Dataset entries on figures:
● ● ● ● ●

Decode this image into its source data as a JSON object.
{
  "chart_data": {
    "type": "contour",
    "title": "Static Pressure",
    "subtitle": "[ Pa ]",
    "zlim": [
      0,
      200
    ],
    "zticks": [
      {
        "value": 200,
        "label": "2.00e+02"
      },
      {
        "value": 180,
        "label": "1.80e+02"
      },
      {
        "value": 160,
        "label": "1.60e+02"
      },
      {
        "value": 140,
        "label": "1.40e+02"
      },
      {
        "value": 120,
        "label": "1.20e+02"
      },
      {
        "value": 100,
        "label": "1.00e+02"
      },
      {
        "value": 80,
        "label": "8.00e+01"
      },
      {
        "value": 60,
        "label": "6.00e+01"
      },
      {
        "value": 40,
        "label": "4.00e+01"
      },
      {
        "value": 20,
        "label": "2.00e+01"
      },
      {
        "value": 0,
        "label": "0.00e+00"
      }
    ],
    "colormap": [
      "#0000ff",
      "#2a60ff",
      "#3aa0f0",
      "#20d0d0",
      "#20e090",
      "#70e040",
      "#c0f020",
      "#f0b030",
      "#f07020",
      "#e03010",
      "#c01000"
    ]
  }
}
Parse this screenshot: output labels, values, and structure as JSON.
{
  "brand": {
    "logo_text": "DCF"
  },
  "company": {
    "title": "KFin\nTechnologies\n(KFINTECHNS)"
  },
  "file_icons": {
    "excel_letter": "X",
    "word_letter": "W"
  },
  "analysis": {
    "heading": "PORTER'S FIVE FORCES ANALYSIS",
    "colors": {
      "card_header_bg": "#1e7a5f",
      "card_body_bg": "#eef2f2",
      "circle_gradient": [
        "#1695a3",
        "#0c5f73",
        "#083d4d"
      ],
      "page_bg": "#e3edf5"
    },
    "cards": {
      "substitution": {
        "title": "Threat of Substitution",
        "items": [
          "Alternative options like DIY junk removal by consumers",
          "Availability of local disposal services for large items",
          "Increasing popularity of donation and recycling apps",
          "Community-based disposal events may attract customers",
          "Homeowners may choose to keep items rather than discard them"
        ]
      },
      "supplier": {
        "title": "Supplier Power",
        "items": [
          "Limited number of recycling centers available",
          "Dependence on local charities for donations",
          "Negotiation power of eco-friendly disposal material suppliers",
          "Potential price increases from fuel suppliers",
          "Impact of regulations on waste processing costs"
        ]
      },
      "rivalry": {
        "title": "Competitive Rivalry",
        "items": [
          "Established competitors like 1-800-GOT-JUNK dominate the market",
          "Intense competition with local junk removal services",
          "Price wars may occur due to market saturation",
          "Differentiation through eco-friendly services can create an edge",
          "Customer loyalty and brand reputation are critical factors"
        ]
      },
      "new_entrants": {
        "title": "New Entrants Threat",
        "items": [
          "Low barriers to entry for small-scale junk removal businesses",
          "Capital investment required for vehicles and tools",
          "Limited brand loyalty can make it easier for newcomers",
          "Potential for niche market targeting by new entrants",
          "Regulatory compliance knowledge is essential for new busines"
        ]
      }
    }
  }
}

● ● ● ● ●

§ **TASK BRIEF**: Each line of the material above must be retyped precisely.

§ **RESPONSE TO THIS EXERCISE**:
Decode this image into its source data as a JSON object.
{
  "chart_data": {
    "type": "contour",
    "title": "Static Pressure",
    "subtitle": "[ Pa ]",
    "zlim": [
      0,
      200
    ],
    "zticks": [
      {
        "value": 200,
        "label": "2.00e+02"
      },
      {
        "value": 180,
        "label": "1.80e+02"
      },
      {
        "value": 160,
        "label": "1.60e+02"
      },
      {
        "value": 140,
        "label": "1.40e+02"
      },
      {
        "value": 120,
        "label": "1.20e+02"
      },
      {
        "value": 100,
        "label": "1.00e+02"
      },
      {
        "value": 80,
        "label": "8.00e+01"
      },
      {
        "value": 60,
        "label": "6.00e+01"
      },
      {
        "value": 40,
        "label": "4.00e+01"
      },
      {
        "value": 20,
        "label": "2.00e+01"
      },
      {
        "value": 0,
        "label": "0.00e+00"
      }
    ],
    "colormap": [
      "#0000ff",
      "#2a60ff",
      "#3aa0f0",
      "#20d0d0",
      "#20e090",
      "#70e040",
      "#c0f020",
      "#f0b030",
      "#f07020",
      "#e03010",
      "#c01000"
    ]
  }
}
Parse this screenshot: output labels, values, and structure as JSON.
{
  "brand": {
    "logo_text": "DCF"
  },
  "company": {
    "title": "KFin\nTechnologies\n(KFINTECHNS)"
  },
  "file_icons": {
    "excel_letter": "X",
    "word_letter": "W"
  },
  "analysis": {
    "heading": "PORTER'S FIVE FORCES ANALYSIS",
    "colors": {
      "card_header_bg": "#1e7a5f",
      "card_body_bg": "#eef2f2",
      "circle_gradient": [
        "#1695a3",
        "#0c5f73",
        "#083d4d"
      ],
      "page_bg": "#e3edf5"
    },
    "cards": {
      "substitution": {
        "title": "Threat of Substitution",
        "items": [
          "Alternative options like DIY junk removal by consumers",
          "Availability of local disposal services for large items",
          "Increasing popularity of donation and recycling apps",
          "Community-based disposal events may attract customers",
          "Homeowners may choose to keep items rather than discard them"
        ]
      },
      "supplier": {
        "title": "Supplier Power",
        "items": [
          "Limited number of recycling centers available",
          "Dependence on local charities for donations",
          "Negotiation power of eco-friendly disposal material suppliers",
          "Potential price increases from fuel suppliers",
          "Impact of regulations on waste processing costs"
        ]
      },
      "rivalry": {
        "title": "Competitive Rivalry",
        "items": [
          "Established competitors like 1-800-GOT-JUNK dominate the market",
          "Intense competition with local junk removal services",
          "Price wars may occur due to market saturation",
          "Differentiation through eco-friendly services can create an edge",
          "Customer loyalty and brand reputation are critical factors"
        ]
      },
      "new_entrants": {
        "title": "New Entrants Threat",
        "items": [
          "Low barriers to entry for small-scale junk removal businesses",
          "Capital investment required for vehicles and tools",
          "Limited brand loyalty can make it easier for newcomers",
          "Potential for niche market targeting by new entrants",
          "Regulatory compliance knowledge is essential for new busines"
        ]
      }
    }
  }
}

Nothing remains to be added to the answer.